start

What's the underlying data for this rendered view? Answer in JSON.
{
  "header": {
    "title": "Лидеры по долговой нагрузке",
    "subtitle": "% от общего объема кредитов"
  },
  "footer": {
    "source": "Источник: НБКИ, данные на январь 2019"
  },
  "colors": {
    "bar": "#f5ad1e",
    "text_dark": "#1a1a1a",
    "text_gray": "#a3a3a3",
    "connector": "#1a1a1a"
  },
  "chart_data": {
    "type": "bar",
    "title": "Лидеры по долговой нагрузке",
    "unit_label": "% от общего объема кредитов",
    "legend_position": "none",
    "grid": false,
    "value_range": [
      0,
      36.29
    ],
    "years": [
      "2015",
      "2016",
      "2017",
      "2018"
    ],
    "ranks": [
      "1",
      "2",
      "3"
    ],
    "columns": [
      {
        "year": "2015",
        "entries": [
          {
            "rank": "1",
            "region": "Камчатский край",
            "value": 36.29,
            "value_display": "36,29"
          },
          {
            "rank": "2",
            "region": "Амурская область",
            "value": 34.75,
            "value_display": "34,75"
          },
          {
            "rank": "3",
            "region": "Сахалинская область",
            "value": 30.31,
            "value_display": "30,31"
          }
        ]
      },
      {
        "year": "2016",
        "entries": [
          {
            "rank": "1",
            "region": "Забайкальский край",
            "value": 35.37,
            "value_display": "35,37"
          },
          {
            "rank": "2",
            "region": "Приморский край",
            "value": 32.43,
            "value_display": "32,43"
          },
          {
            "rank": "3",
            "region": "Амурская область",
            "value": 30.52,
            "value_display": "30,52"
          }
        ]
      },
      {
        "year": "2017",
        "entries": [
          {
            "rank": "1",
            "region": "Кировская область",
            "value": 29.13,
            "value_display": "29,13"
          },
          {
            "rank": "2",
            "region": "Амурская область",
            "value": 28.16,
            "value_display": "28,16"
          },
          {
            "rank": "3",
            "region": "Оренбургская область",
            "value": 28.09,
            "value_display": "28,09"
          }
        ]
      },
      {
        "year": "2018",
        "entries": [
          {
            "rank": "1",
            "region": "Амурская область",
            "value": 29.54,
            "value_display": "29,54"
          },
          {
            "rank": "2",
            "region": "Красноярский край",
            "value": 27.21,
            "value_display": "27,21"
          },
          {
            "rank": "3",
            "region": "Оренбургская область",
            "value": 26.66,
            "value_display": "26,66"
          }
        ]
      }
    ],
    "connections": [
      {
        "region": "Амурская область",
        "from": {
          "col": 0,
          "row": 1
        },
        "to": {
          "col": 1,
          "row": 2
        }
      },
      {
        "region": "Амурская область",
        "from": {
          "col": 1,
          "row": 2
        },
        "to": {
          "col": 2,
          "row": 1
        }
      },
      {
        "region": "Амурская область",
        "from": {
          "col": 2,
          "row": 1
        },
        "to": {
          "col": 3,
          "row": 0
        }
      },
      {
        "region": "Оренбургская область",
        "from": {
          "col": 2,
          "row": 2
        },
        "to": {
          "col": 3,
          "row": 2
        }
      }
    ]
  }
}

end

_EXERCISE:_ Each line holding "край" must be found and copied.

_WRITTEN REPLY:_
            "region": "Камчатский край",
            "region": "Забайкальский край",
            "region": "Приморский край",
            "region": "Красноярский край",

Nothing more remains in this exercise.